Stored entries:

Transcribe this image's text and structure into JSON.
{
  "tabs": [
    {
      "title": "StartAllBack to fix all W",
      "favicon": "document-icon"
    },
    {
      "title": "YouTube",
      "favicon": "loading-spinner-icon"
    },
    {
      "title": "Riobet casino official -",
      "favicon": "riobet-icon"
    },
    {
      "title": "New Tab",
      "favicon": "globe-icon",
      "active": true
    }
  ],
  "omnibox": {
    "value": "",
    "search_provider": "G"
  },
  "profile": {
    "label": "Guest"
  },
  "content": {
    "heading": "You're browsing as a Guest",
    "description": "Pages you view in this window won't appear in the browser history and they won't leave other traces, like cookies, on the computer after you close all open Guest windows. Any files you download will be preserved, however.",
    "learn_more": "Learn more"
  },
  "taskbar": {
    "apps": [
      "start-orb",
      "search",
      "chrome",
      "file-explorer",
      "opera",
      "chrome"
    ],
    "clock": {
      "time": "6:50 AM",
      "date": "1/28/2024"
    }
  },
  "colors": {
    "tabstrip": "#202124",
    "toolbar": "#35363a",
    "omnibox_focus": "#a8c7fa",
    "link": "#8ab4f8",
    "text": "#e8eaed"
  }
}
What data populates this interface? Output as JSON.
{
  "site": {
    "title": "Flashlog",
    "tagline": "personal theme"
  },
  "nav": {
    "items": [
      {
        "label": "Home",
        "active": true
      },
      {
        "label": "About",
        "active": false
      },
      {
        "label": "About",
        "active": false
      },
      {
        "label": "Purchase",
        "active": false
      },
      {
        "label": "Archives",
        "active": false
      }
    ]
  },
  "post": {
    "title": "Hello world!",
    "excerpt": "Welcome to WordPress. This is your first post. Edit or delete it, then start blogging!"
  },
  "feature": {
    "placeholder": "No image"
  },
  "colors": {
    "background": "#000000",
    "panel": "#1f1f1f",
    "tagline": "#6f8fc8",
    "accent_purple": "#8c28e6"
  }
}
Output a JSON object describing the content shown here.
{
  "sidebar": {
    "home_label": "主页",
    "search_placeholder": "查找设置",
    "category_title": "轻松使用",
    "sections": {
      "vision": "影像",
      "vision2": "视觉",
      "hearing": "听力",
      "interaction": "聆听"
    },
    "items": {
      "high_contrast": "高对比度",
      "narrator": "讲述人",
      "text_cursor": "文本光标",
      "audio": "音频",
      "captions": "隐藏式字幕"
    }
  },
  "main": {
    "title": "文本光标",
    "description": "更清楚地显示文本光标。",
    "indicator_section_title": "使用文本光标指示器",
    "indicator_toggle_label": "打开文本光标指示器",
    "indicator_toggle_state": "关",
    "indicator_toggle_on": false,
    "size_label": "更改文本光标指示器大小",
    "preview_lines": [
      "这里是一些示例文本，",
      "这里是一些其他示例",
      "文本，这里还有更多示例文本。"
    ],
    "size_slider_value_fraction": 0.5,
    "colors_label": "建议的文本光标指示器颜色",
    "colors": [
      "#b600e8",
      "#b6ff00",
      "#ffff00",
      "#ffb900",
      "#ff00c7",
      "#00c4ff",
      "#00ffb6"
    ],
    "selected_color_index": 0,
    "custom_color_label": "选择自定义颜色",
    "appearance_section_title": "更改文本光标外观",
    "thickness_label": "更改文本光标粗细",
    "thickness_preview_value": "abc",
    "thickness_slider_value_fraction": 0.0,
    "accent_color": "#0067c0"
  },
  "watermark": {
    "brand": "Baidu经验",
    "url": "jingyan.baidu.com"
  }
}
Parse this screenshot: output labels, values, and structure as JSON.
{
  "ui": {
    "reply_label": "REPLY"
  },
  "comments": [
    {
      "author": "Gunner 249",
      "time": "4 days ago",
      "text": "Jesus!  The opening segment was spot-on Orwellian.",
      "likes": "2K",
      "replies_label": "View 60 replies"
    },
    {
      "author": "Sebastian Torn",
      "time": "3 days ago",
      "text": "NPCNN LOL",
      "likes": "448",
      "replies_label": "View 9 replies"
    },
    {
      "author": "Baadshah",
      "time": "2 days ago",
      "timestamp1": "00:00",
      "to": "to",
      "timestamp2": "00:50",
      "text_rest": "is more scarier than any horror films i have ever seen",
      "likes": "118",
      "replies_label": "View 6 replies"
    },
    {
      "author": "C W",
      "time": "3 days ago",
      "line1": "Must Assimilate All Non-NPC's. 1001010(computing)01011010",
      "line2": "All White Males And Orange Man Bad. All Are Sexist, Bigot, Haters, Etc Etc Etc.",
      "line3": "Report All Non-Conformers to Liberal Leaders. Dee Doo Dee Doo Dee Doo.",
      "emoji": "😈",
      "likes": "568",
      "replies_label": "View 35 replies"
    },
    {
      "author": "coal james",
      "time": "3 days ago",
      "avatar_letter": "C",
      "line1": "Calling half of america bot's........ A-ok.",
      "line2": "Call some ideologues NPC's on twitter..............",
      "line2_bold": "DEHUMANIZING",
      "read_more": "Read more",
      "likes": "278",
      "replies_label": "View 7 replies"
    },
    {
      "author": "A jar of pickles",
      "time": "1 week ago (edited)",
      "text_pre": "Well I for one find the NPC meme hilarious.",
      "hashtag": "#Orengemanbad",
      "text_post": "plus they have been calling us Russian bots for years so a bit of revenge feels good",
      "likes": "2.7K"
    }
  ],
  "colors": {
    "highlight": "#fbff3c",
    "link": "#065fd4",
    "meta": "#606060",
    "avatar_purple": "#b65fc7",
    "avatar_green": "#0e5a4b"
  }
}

TASK OBJECTIVE: Write the listing out again, exactly as shown above.

SOLUTION FOR THIS TASK:
Transcribe this image's text and structure into JSON.
{
  "tabs": [
    {
      "title": "StartAllBack to fix all W",
      "favicon": "document-icon"
    },
    {
      "title": "YouTube",
      "favicon": "loading-spinner-icon"
    },
    {
      "title": "Riobet casino official -",
      "favicon": "riobet-icon"
    },
    {
      "title": "New Tab",
      "favicon": "globe-icon",
      "active": true
    }
  ],
  "omnibox": {
    "value": "",
    "search_provider": "G"
  },
  "profile": {
    "label": "Guest"
  },
  "content": {
    "heading": "You're browsing as a Guest",
    "description": "Pages you view in this window won't appear in the browser history and they won't leave other traces, like cookies, on the computer after you close all open Guest windows. Any files you download will be preserved, however.",
    "learn_more": "Learn more"
  },
  "taskbar": {
    "apps": [
      "start-orb",
      "search",
      "chrome",
      "file-explorer",
      "opera",
      "chrome"
    ],
    "clock": {
      "time": "6:50 AM",
      "date": "1/28/2024"
    }
  },
  "colors": {
    "tabstrip": "#202124",
    "toolbar": "#35363a",
    "omnibox_focus": "#a8c7fa",
    "link": "#8ab4f8",
    "text": "#e8eaed"
  }
}
What data populates this interface? Output as JSON.
{
  "site": {
    "title": "Flashlog",
    "tagline": "personal theme"
  },
  "nav": {
    "items": [
      {
        "label": "Home",
        "active": true
      },
      {
        "label": "About",
        "active": false
      },
      {
        "label": "About",
        "active": false
      },
      {
        "label": "Purchase",
        "active": false
      },
      {
        "label": "Archives",
        "active": false
      }
    ]
  },
  "post": {
    "title": "Hello world!",
    "excerpt": "Welcome to WordPress. This is your first post. Edit or delete it, then start blogging!"
  },
  "feature": {
    "placeholder": "No image"
  },
  "colors": {
    "background": "#000000",
    "panel": "#1f1f1f",
    "tagline": "#6f8fc8",
    "accent_purple": "#8c28e6"
  }
}
Output a JSON object describing the content shown here.
{
  "sidebar": {
    "home_label": "主页",
    "search_placeholder": "查找设置",
    "category_title": "轻松使用",
    "sections": {
      "vision": "影像",
      "vision2": "视觉",
      "hearing": "听力",
      "interaction": "聆听"
    },
    "items": {
      "high_contrast": "高对比度",
      "narrator": "讲述人",
      "text_cursor": "文本光标",
      "audio": "音频",
      "captions": "隐藏式字幕"
    }
  },
  "main": {
    "title": "文本光标",
    "description": "更清楚地显示文本光标。",
    "indicator_section_title": "使用文本光标指示器",
    "indicator_toggle_label": "打开文本光标指示器",
    "indicator_toggle_state": "关",
    "indicator_toggle_on": false,
    "size_label": "更改文本光标指示器大小",
    "preview_lines": [
      "这里是一些示例文本，",
      "这里是一些其他示例",
      "文本，这里还有更多示例文本。"
    ],
    "size_slider_value_fraction": 0.5,
    "colors_label": "建议的文本光标指示器颜色",
    "colors": [
      "#b600e8",
      "#b6ff00",
      "#ffff00",
      "#ffb900",
      "#ff00c7",
      "#00c4ff",
      "#00ffb6"
    ],
    "selected_color_index": 0,
    "custom_color_label": "选择自定义颜色",
    "appearance_section_title": "更改文本光标外观",
    "thickness_label": "更改文本光标粗细",
    "thickness_preview_value": "abc",
    "thickness_slider_value_fraction": 0.0,
    "accent_color": "#0067c0"
  },
  "watermark": {
    "brand": "Baidu经验",
    "url": "jingyan.baidu.com"
  }
}
Parse this screenshot: output labels, values, and structure as JSON.
{
  "ui": {
    "reply_label": "REPLY"
  },
  "comments": [
    {
      "author": "Gunner 249",
      "time": "4 days ago",
      "text": "Jesus!  The opening segment was spot-on Orwellian.",
      "likes": "2K",
      "replies_label": "View 60 replies"
    },
    {
      "author": "Sebastian Torn",
      "time": "3 days ago",
      "text": "NPCNN LOL",
      "likes": "448",
      "replies_label": "View 9 replies"
    },
    {
      "author": "Baadshah",
      "time": "2 days ago",
      "timestamp1": "00:00",
      "to": "to",
      "timestamp2": "00:50",
      "text_rest": "is more scarier than any horror films i have ever seen",
      "likes": "118",
      "replies_label": "View 6 replies"
    },
    {
      "author": "C W",
      "time": "3 days ago",
      "line1": "Must Assimilate All Non-NPC's. 1001010(computing)01011010",
      "line2": "All White Males And Orange Man Bad. All Are Sexist, Bigot, Haters, Etc Etc Etc.",
      "line3": "Report All Non-Conformers to Liberal Leaders. Dee Doo Dee Doo Dee Doo.",
      "emoji": "😈",
      "likes": "568",
      "replies_label": "View 35 replies"
    },
    {
      "author": "coal james",
      "time": "3 days ago",
      "avatar_letter": "C",
      "line1": "Calling half of america bot's........ A-ok.",
      "line2": "Call some ideologues NPC's on twitter..............",
      "line2_bold": "DEHUMANIZING",
      "read_more": "Read more",
      "likes": "278",
      "replies_label": "View 7 replies"
    },
    {
      "author": "A jar of pickles",
      "time": "1 week ago (edited)",
      "text_pre": "Well I for one find the NPC meme hilarious.",
      "hashtag": "#Orengemanbad",
      "text_post": "plus they have been calling us Russian bots for years so a bit of revenge feels good",
      "likes": "2.7K"
    }
  ],
  "colors": {
    "highlight": "#fbff3c",
    "link": "#065fd4",
    "meta": "#606060",
    "avatar_purple": "#b65fc7",
    "avatar_green": "#0e5a4b"
  }
}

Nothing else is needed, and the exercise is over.